**Stored rows**
# # # # #

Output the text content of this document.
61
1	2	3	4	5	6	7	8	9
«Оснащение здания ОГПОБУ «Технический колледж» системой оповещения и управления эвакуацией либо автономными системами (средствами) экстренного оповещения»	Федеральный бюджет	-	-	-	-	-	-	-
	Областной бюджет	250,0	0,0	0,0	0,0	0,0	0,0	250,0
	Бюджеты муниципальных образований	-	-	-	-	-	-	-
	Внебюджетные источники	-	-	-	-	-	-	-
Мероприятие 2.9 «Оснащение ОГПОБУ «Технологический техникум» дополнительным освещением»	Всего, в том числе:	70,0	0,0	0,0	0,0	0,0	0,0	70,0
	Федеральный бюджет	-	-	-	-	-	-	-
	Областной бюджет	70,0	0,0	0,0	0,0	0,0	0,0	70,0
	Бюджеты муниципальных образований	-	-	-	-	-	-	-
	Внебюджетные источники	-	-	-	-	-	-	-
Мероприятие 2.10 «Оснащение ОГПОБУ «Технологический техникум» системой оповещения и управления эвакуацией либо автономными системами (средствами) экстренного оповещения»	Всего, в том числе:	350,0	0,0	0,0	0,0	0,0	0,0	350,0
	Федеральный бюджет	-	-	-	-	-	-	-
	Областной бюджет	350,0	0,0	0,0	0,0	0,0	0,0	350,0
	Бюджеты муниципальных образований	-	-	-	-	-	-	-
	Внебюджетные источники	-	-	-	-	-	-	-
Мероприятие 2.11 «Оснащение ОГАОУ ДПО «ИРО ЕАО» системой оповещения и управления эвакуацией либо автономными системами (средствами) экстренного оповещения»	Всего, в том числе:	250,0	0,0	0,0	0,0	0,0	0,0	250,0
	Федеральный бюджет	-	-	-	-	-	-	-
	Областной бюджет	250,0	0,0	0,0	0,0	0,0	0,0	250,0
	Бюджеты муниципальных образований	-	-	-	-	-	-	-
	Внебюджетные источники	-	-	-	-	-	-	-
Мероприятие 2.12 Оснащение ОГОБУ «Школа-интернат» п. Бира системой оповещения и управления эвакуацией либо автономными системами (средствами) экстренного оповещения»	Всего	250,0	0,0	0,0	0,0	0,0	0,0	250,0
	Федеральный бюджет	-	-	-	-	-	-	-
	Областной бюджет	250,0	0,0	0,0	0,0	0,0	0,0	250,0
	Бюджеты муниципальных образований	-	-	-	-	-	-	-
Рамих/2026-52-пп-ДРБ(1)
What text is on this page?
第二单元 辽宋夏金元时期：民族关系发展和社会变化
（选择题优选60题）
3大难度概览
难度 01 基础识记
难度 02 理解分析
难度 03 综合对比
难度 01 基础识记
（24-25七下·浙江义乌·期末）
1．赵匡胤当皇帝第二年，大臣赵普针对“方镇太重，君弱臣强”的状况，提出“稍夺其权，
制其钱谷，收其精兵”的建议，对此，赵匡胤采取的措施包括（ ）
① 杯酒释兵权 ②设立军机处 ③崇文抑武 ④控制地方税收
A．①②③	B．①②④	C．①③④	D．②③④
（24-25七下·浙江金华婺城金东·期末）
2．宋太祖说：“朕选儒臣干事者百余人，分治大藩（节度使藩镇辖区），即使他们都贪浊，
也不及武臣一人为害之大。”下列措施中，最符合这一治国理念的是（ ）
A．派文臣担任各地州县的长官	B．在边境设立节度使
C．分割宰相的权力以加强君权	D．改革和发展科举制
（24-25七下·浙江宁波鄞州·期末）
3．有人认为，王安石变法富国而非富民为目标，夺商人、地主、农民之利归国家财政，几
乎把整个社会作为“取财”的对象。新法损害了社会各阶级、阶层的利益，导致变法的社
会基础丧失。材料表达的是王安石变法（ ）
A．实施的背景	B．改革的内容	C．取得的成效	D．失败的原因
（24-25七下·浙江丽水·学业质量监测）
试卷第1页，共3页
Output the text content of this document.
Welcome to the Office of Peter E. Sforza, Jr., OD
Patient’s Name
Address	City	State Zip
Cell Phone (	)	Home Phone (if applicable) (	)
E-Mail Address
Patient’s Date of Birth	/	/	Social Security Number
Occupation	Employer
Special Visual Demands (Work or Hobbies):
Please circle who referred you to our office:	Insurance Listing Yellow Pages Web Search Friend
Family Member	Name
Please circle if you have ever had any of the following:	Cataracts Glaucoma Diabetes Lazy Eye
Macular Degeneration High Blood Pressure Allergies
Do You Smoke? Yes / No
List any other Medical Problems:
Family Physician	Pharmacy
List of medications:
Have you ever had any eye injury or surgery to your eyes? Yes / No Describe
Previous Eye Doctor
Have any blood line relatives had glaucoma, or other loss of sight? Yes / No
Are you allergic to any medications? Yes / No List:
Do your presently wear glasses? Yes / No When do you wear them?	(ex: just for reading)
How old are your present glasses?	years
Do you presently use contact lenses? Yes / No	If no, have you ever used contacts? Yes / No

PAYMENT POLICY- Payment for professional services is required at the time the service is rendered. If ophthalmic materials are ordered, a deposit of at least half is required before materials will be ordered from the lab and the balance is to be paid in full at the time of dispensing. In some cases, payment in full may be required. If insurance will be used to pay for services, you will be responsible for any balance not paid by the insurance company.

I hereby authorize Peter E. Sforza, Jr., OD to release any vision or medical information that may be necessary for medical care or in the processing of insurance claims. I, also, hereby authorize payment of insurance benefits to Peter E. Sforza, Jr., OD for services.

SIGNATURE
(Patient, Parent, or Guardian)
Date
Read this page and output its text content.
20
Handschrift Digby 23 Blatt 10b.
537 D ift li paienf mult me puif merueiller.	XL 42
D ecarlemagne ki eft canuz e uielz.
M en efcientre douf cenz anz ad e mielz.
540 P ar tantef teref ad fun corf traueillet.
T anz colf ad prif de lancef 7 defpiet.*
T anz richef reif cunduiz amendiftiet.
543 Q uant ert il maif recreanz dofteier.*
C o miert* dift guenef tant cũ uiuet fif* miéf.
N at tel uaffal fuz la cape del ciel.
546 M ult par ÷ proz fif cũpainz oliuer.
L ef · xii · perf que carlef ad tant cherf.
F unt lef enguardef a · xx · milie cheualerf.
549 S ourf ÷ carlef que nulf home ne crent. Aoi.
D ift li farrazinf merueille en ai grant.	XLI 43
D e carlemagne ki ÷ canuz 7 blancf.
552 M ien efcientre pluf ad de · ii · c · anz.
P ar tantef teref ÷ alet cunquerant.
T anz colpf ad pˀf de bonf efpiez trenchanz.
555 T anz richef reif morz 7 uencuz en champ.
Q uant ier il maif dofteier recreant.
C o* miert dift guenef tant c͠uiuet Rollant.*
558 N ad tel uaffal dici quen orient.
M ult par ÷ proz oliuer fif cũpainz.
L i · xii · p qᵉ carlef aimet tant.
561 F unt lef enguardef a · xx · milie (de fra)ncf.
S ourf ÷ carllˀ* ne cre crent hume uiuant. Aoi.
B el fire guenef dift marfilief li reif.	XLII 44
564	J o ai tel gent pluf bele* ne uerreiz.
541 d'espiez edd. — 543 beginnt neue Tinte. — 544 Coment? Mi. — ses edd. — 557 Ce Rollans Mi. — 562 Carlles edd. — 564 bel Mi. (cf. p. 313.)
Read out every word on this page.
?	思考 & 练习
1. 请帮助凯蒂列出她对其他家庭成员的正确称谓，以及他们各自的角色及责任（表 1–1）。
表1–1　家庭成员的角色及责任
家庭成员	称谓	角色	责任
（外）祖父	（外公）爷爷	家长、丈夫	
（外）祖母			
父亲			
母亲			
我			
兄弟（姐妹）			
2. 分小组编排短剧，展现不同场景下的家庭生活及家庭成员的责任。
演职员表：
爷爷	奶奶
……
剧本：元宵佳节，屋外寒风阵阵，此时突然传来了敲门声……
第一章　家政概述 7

# # # # #

**Given problem**
Return the entries in full, keeping every line exactly as it is.

**Answer for this exercise**
Output the text content of this document.
61
1	2	3	4	5	6	7	8	9
«Оснащение здания ОГПОБУ «Технический колледж» системой оповещения и управления эвакуацией либо автономными системами (средствами) экстренного оповещения»	Федеральный бюджет	-	-	-	-	-	-	-
	Областной бюджет	250,0	0,0	0,0	0,0	0,0	0,0	250,0
	Бюджеты муниципальных образований	-	-	-	-	-	-	-
	Внебюджетные источники	-	-	-	-	-	-	-
Мероприятие 2.9 «Оснащение ОГПОБУ «Технологический техникум» дополнительным освещением»	Всего, в том числе:	70,0	0,0	0,0	0,0	0,0	0,0	70,0
	Федеральный бюджет	-	-	-	-	-	-	-
	Областной бюджет	70,0	0,0	0,0	0,0	0,0	0,0	70,0
	Бюджеты муниципальных образований	-	-	-	-	-	-	-
	Внебюджетные источники	-	-	-	-	-	-	-
Мероприятие 2.10 «Оснащение ОГПОБУ «Технологический техникум» системой оповещения и управления эвакуацией либо автономными системами (средствами) экстренного оповещения»	Всего, в том числе:	350,0	0,0	0,0	0,0	0,0	0,0	350,0
	Федеральный бюджет	-	-	-	-	-	-	-
	Областной бюджет	350,0	0,0	0,0	0,0	0,0	0,0	350,0
	Бюджеты муниципальных образований	-	-	-	-	-	-	-
	Внебюджетные источники	-	-	-	-	-	-	-
Мероприятие 2.11 «Оснащение ОГАОУ ДПО «ИРО ЕАО» системой оповещения и управления эвакуацией либо автономными системами (средствами) экстренного оповещения»	Всего, в том числе:	250,0	0,0	0,0	0,0	0,0	0,0	250,0
	Федеральный бюджет	-	-	-	-	-	-	-
	Областной бюджет	250,0	0,0	0,0	0,0	0,0	0,0	250,0
	Бюджеты муниципальных образований	-	-	-	-	-	-	-
	Внебюджетные источники	-	-	-	-	-	-	-
Мероприятие 2.12 Оснащение ОГОБУ «Школа-интернат» п. Бира системой оповещения и управления эвакуацией либо автономными системами (средствами) экстренного оповещения»	Всего	250,0	0,0	0,0	0,0	0,0	0,0	250,0
	Федеральный бюджет	-	-	-	-	-	-	-
	Областной бюджет	250,0	0,0	0,0	0,0	0,0	0,0	250,0
	Бюджеты муниципальных образований	-	-	-	-	-	-	-
Рамих/2026-52-пп-ДРБ(1)
What text is on this page?
第二单元 辽宋夏金元时期：民族关系发展和社会变化
（选择题优选60题）
3大难度概览
难度 01 基础识记
难度 02 理解分析
难度 03 综合对比
难度 01 基础识记
（24-25七下·浙江义乌·期末）
1．赵匡胤当皇帝第二年，大臣赵普针对“方镇太重，君弱臣强”的状况，提出“稍夺其权，
制其钱谷，收其精兵”的建议，对此，赵匡胤采取的措施包括（ ）
① 杯酒释兵权 ②设立军机处 ③崇文抑武 ④控制地方税收
A．①②③	B．①②④	C．①③④	D．②③④
（24-25七下·浙江金华婺城金东·期末）
2．宋太祖说：“朕选儒臣干事者百余人，分治大藩（节度使藩镇辖区），即使他们都贪浊，
也不及武臣一人为害之大。”下列措施中，最符合这一治国理念的是（ ）
A．派文臣担任各地州县的长官	B．在边境设立节度使
C．分割宰相的权力以加强君权	D．改革和发展科举制
（24-25七下·浙江宁波鄞州·期末）
3．有人认为，王安石变法富国而非富民为目标，夺商人、地主、农民之利归国家财政，几
乎把整个社会作为“取财”的对象。新法损害了社会各阶级、阶层的利益，导致变法的社
会基础丧失。材料表达的是王安石变法（ ）
A．实施的背景	B．改革的内容	C．取得的成效	D．失败的原因
（24-25七下·浙江丽水·学业质量监测）
试卷第1页，共3页
Output the text content of this document.
Welcome to the Office of Peter E. Sforza, Jr., OD
Patient’s Name
Address	City	State Zip
Cell Phone (	)	Home Phone (if applicable) (	)
E-Mail Address
Patient’s Date of Birth	/	/	Social Security Number
Occupation	Employer
Special Visual Demands (Work or Hobbies):
Please circle who referred you to our office:	Insurance Listing Yellow Pages Web Search Friend
Family Member	Name
Please circle if you have ever had any of the following:	Cataracts Glaucoma Diabetes Lazy Eye
Macular Degeneration High Blood Pressure Allergies
Do You Smoke? Yes / No
List any other Medical Problems:
Family Physician	Pharmacy
List of medications:
Have you ever had any eye injury or surgery to your eyes? Yes / No Describe
Previous Eye Doctor
Have any blood line relatives had glaucoma, or other loss of sight? Yes / No
Are you allergic to any medications? Yes / No List:
Do your presently wear glasses? Yes / No When do you wear them?	(ex: just for reading)
How old are your present glasses?	years
Do you presently use contact lenses? Yes / No	If no, have you ever used contacts? Yes / No

PAYMENT POLICY- Payment for professional services is required at the time the service is rendered. If ophthalmic materials are ordered, a deposit of at least half is required before materials will be ordered from the lab and the balance is to be paid in full at the time of dispensing. In some cases, payment in full may be required. If insurance will be used to pay for services, you will be responsible for any balance not paid by the insurance company.

I hereby authorize Peter E. Sforza, Jr., OD to release any vision or medical information that may be necessary for medical care or in the processing of insurance claims. I, also, hereby authorize payment of insurance benefits to Peter E. Sforza, Jr., OD for services.

SIGNATURE
(Patient, Parent, or Guardian)
Date
Read this page and output its text content.
20
Handschrift Digby 23 Blatt 10b.
537 D ift li paienf mult me puif merueiller.	XL 42
D ecarlemagne ki eft canuz e uielz.
M en efcientre douf cenz anz ad e mielz.
540 P ar tantef teref ad fun corf traueillet.
T anz colf ad prif de lancef 7 defpiet.*
T anz richef reif cunduiz amendiftiet.
543 Q uant ert il maif recreanz dofteier.*
C o miert* dift guenef tant cũ uiuet fif* miéf.
N at tel uaffal fuz la cape del ciel.
546 M ult par ÷ proz fif cũpainz oliuer.
L ef · xii · perf que carlef ad tant cherf.
F unt lef enguardef a · xx · milie cheualerf.
549 S ourf ÷ carlef que nulf home ne crent. Aoi.
D ift li farrazinf merueille en ai grant.	XLI 43
D e carlemagne ki ÷ canuz 7 blancf.
552 M ien efcientre pluf ad de · ii · c · anz.
P ar tantef teref ÷ alet cunquerant.
T anz colpf ad pˀf de bonf efpiez trenchanz.
555 T anz richef reif morz 7 uencuz en champ.
Q uant ier il maif dofteier recreant.
C o* miert dift guenef tant c͠uiuet Rollant.*
558 N ad tel uaffal dici quen orient.
M ult par ÷ proz oliuer fif cũpainz.
L i · xii · p qᵉ carlef aimet tant.
561 F unt lef enguardef a · xx · milie (de fra)ncf.
S ourf ÷ carllˀ* ne cre crent hume uiuant. Aoi.
B el fire guenef dift marfilief li reif.	XLII 44
564	J o ai tel gent pluf bele* ne uerreiz.
541 d'espiez edd. — 543 beginnt neue Tinte. — 544 Coment? Mi. — ses edd. — 557 Ce Rollans Mi. — 562 Carlles edd. — 564 bel Mi. (cf. p. 313.)
Read out every word on this page.
?	思考 & 练习
1. 请帮助凯蒂列出她对其他家庭成员的正确称谓，以及他们各自的角色及责任（表 1–1）。
表1–1　家庭成员的角色及责任
家庭成员	称谓	角色	责任
（外）祖父	（外公）爷爷	家长、丈夫	
（外）祖母			
父亲			
母亲			
我			
兄弟（姐妹）			
2. 分小组编排短剧，展现不同场景下的家庭生活及家庭成员的责任。
演职员表：
爷爷	奶奶
……
剧本：元宵佳节，屋外寒风阵阵，此时突然传来了敲门声……
第一章　家政概述 7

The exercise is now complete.